* START DATA TO USE *
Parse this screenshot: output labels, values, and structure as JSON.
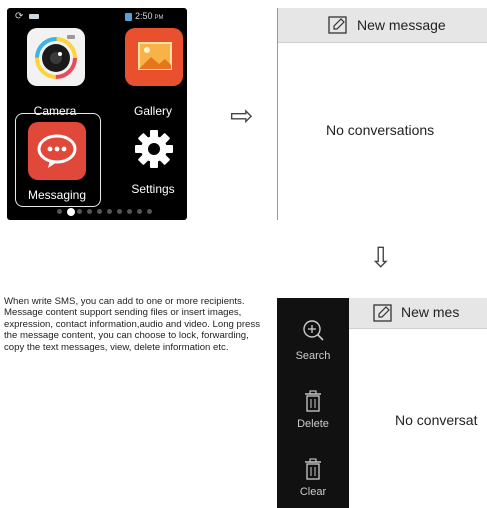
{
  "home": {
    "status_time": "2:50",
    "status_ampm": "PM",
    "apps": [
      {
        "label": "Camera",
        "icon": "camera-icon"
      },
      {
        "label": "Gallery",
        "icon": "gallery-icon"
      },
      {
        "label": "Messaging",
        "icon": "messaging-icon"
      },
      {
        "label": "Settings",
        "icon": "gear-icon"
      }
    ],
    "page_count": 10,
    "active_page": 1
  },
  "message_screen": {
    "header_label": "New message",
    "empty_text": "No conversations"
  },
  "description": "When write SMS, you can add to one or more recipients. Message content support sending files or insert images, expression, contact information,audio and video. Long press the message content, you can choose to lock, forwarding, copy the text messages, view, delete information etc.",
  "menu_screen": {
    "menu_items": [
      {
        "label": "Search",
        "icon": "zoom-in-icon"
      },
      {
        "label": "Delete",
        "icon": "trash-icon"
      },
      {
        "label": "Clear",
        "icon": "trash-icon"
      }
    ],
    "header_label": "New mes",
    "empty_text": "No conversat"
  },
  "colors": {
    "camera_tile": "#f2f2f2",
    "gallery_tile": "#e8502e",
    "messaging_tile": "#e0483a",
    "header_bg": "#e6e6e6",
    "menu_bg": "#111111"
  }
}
* END DATA TO USE *
▶ **WHAT YOU HAVE TO DO**
Every entry above should be duplicated exactly. Do not include the images.

▶ **RESPONSE FOR THIS EXERCISE**
Parse this screenshot: output labels, values, and structure as JSON.
{
  "home": {
    "status_time": "2:50",
    "status_ampm": "PM",
    "apps": [
      {
        "label": "Camera",
        "icon": "camera-icon"
      },
      {
        "label": "Gallery",
        "icon": "gallery-icon"
      },
      {
        "label": "Messaging",
        "icon": "messaging-icon"
      },
      {
        "label": "Settings",
        "icon": "gear-icon"
      }
    ],
    "page_count": 10,
    "active_page": 1
  },
  "message_screen": {
    "header_label": "New message",
    "empty_text": "No conversations"
  },
  "description": "When write SMS, you can add to one or more recipients. Message content support sending files or insert images, expression, contact information,audio and video. Long press the message content, you can choose to lock, forwarding, copy the text messages, view, delete information etc.",
  "menu_screen": {
    "menu_items": [
      {
        "label": "Search",
        "icon": "zoom-in-icon"
      },
      {
        "label": "Delete",
        "icon": "trash-icon"
      },
      {
        "label": "Clear",
        "icon": "trash-icon"
      }
    ],
    "header_label": "New mes",
    "empty_text": "No conversat"
  },
  "colors": {
    "camera_tile": "#f2f2f2",
    "gallery_tile": "#e8502e",
    "messaging_tile": "#e0483a",
    "header_bg": "#e6e6e6",
    "menu_bg": "#111111"
  }
}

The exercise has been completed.